▶ [Work required]: The exercise asks for every line of the data to be reproduced exactly.

_ _ _

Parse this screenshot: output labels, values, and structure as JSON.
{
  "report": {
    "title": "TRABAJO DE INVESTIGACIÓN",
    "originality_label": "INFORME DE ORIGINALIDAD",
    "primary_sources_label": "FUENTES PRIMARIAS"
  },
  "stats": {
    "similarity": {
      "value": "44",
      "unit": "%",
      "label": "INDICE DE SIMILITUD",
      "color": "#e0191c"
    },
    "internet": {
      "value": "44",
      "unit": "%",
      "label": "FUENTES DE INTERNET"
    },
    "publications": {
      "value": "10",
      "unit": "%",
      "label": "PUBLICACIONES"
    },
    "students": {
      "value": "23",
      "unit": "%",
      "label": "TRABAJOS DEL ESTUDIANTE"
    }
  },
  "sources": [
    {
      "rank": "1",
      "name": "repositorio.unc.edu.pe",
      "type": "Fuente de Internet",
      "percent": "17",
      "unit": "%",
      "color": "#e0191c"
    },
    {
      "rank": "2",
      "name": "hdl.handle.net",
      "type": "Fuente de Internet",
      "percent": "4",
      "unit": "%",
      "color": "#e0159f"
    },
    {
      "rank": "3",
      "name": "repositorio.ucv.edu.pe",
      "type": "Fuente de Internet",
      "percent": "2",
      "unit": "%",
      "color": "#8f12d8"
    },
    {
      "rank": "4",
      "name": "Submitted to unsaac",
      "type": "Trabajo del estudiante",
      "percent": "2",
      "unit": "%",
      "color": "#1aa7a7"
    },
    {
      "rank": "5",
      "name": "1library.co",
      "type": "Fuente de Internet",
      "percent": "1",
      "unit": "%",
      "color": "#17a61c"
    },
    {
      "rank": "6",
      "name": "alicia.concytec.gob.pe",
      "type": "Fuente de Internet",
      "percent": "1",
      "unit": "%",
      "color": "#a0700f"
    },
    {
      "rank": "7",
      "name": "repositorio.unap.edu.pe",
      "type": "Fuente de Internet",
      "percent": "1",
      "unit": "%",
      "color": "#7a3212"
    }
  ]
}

_ _ _

▶ [Completed exercise]:
Parse this screenshot: output labels, values, and structure as JSON.
{
  "report": {
    "title": "TRABAJO DE INVESTIGACIÓN",
    "originality_label": "INFORME DE ORIGINALIDAD",
    "primary_sources_label": "FUENTES PRIMARIAS"
  },
  "stats": {
    "similarity": {
      "value": "44",
      "unit": "%",
      "label": "INDICE DE SIMILITUD",
      "color": "#e0191c"
    },
    "internet": {
      "value": "44",
      "unit": "%",
      "label": "FUENTES DE INTERNET"
    },
    "publications": {
      "value": "10",
      "unit": "%",
      "label": "PUBLICACIONES"
    },
    "students": {
      "value": "23",
      "unit": "%",
      "label": "TRABAJOS DEL ESTUDIANTE"
    }
  },
  "sources": [
    {
      "rank": "1",
      "name": "repositorio.unc.edu.pe",
      "type": "Fuente de Internet",
      "percent": "17",
      "unit": "%",
      "color": "#e0191c"
    },
    {
      "rank": "2",
      "name": "hdl.handle.net",
      "type": "Fuente de Internet",
      "percent": "4",
      "unit": "%",
      "color": "#e0159f"
    },
    {
      "rank": "3",
      "name": "repositorio.ucv.edu.pe",
      "type": "Fuente de Internet",
      "percent": "2",
      "unit": "%",
      "color": "#8f12d8"
    },
    {
      "rank": "4",
      "name": "Submitted to unsaac",
      "type": "Trabajo del estudiante",
      "percent": "2",
      "unit": "%",
      "color": "#1aa7a7"
    },
    {
      "rank": "5",
      "name": "1library.co",
      "type": "Fuente de Internet",
      "percent": "1",
      "unit": "%",
      "color": "#17a61c"
    },
    {
      "rank": "6",
      "name": "alicia.concytec.gob.pe",
      "type": "Fuente de Internet",
      "percent": "1",
      "unit": "%",
      "color": "#a0700f"
    },
    {
      "rank": "7",
      "name": "repositorio.unap.edu.pe",
      "type": "Fuente de Internet",
      "percent": "1",
      "unit": "%",
      "color": "#7a3212"
    }
  ]
}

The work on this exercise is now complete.